There is a useful distinction in the AI conversation that often gets blurred: AI workflows and AI agents are not the same thing.
Both can use large language models. Both can call tools. Both can automate work. But they solve different kinds of problems. Anthropic describes workflows as systems where LLMs and tools are orchestrated through predefined code paths. Agents, by contrast, are systems where the model dynamically directs its own process and tool use. Redis frames the difference with a practical test: if you can draw the flowchart before the model runs, a workflow is usually the better fit. If the flowchart depends on what the system discovers at runtime, an agent starts to make sense.
That distinction matters in production systems, especially in industries like automotive retail where reliability, auditability, and customer experience all matter at once.
Start with the simplest useful system
One of the clearest recommendations from Anthropic’s guide, Building effective agents, is to start simple and only add agentic complexity when it is warranted. That is an important counterweight to the current excitement around agents. More autonomy is not automatically better. It can increase cost, latency, testing difficulty, and operational risk. In many cases, a structured workflow is easier to reason about, easier to monitor, and easier to trust. Redis makes a similar point in AI Agents vs Workflows: When to Use Each: workflows win when the path is known before execution starts. Agents win when flexibility matters more than predictability. The practical answer is not “agents everywhere.” It is knowing where autonomy creates value.
# # #
Answer these questions using the text above on AI workflows and agents.
1. How does Anthropic describe workflows?
2. Which industry does the text name as one where reliability, auditability, and customer experience all matter at once?
3. What four things can more autonomy increase?
# # #
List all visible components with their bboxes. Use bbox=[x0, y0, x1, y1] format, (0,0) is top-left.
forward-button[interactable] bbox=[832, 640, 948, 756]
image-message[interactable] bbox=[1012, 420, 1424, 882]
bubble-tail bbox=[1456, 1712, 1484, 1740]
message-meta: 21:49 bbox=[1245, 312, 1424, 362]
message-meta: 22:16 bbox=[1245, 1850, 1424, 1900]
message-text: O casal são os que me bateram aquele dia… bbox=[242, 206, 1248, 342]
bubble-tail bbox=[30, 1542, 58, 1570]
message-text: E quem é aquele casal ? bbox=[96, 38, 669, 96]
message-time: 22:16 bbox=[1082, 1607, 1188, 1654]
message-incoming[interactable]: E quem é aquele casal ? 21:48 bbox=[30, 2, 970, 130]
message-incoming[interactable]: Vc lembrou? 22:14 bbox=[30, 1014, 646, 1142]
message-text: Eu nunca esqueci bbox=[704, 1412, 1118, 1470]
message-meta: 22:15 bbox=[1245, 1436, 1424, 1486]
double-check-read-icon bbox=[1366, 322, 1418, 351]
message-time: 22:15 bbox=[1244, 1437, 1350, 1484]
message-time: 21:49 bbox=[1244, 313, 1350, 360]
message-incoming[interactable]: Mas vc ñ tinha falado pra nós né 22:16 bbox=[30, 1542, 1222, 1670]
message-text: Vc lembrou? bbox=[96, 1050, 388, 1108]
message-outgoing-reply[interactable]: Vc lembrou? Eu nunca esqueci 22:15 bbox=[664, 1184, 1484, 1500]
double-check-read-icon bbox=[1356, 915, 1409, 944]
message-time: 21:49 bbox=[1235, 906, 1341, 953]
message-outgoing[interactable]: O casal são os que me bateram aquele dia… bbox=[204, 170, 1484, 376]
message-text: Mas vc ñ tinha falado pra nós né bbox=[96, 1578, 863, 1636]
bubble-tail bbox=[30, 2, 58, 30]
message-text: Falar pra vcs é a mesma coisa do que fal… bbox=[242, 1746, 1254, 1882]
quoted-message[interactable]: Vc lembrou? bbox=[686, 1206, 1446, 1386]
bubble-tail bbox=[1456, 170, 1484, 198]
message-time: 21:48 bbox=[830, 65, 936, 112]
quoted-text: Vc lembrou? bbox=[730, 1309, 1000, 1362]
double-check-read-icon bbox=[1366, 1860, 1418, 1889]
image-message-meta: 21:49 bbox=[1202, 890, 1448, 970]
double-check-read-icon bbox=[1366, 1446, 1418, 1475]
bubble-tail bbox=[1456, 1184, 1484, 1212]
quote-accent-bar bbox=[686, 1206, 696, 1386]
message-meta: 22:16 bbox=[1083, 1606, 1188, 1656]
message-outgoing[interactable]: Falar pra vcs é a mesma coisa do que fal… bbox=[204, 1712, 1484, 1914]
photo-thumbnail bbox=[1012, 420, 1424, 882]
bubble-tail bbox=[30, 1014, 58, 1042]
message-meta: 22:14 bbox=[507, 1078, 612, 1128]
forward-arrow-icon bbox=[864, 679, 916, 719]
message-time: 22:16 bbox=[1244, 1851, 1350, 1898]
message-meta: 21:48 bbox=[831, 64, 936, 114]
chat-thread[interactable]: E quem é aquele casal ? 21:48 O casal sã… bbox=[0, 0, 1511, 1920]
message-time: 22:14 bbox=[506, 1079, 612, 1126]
# # #
__Written solution__
1. As systems where LLMs and tools are orchestrated through predefined code paths.
2. Automotive retail.
3. Cost, latency, testing difficulty, and operational risk.